# TASK TO COMPLETE
Go through the records and show each line where the word "this" occurs.

# ROWS
================
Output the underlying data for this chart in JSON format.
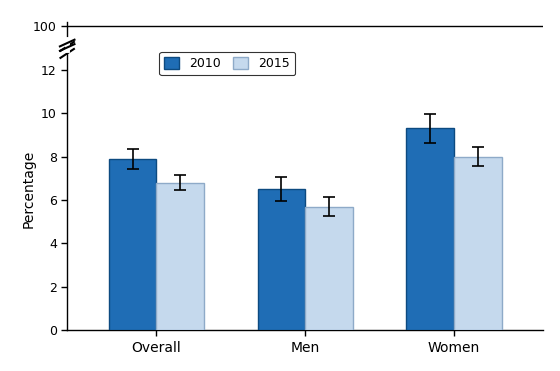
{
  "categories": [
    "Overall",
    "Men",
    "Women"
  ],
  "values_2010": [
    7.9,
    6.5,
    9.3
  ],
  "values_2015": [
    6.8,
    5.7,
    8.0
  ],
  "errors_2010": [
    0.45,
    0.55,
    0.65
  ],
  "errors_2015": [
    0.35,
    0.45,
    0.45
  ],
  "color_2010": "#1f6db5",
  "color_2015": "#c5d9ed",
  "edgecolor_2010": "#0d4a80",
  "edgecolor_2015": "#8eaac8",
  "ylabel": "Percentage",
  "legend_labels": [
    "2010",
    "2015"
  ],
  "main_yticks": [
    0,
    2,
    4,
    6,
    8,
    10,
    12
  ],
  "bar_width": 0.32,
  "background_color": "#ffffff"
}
================
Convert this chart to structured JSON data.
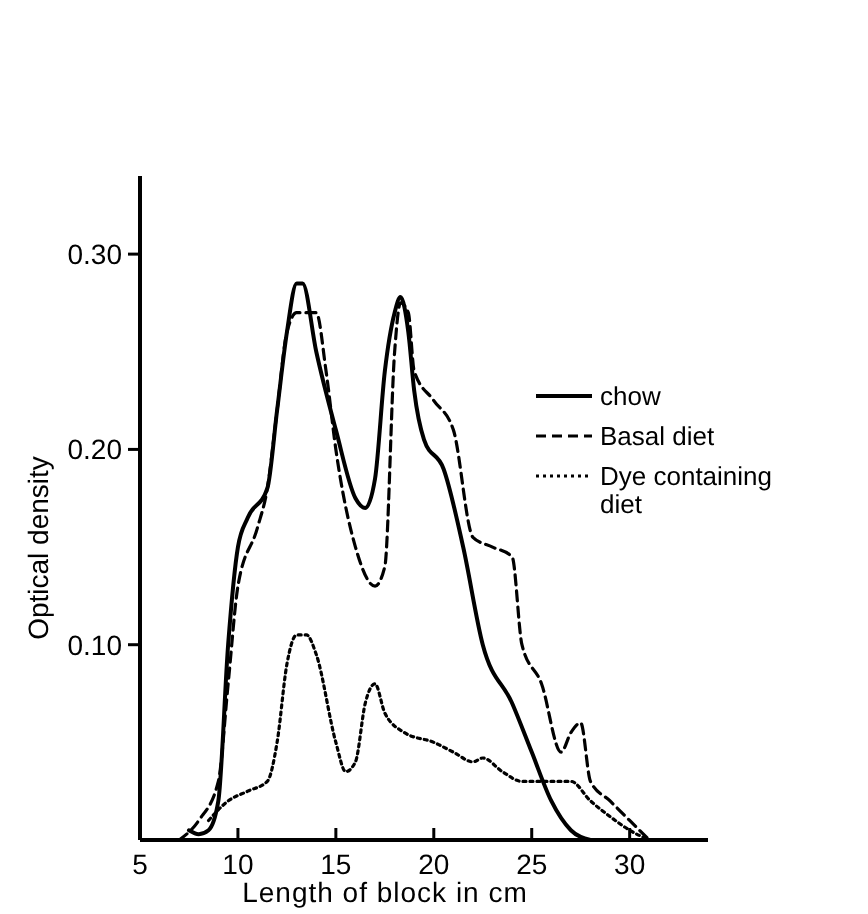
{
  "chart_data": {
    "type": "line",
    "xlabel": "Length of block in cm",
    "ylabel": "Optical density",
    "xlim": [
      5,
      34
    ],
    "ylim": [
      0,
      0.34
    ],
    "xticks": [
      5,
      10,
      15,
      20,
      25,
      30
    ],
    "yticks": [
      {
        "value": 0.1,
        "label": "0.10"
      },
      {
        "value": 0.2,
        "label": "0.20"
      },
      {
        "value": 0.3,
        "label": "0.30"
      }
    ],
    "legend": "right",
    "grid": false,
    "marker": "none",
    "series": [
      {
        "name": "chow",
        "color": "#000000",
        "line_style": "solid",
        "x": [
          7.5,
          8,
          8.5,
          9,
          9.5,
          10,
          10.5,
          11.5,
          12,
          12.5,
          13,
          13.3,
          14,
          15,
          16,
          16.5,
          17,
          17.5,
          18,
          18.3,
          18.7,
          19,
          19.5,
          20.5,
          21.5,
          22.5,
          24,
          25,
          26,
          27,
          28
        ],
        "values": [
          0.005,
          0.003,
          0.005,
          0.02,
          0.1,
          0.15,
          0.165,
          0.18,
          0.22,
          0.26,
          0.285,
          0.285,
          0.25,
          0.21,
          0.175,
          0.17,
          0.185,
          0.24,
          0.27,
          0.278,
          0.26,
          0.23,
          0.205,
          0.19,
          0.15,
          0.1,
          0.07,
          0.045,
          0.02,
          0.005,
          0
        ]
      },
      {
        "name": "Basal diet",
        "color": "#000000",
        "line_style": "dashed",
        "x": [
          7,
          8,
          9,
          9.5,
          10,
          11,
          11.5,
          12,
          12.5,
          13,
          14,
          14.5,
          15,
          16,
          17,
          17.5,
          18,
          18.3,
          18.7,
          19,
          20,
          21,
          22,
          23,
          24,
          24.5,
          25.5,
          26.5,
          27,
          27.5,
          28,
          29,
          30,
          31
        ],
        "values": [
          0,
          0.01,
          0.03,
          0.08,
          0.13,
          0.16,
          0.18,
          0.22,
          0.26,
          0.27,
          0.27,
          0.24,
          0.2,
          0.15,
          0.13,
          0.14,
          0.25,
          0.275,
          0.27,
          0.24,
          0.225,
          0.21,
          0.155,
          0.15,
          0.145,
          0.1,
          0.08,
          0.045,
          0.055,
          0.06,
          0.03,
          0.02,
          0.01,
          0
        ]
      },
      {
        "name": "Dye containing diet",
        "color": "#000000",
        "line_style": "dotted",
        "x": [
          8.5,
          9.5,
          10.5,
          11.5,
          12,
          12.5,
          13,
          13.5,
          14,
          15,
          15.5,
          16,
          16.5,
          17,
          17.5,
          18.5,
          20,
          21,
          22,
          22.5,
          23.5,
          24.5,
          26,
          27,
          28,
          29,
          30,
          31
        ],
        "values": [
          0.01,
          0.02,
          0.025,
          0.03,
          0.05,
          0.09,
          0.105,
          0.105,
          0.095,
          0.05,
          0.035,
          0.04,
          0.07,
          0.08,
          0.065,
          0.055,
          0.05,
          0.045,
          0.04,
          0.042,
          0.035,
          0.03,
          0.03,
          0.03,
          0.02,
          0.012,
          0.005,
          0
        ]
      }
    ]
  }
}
================
# FINISHED ANSWER
Output the underlying data for this chart in JSON format.
Convert this chart to structured JSON data.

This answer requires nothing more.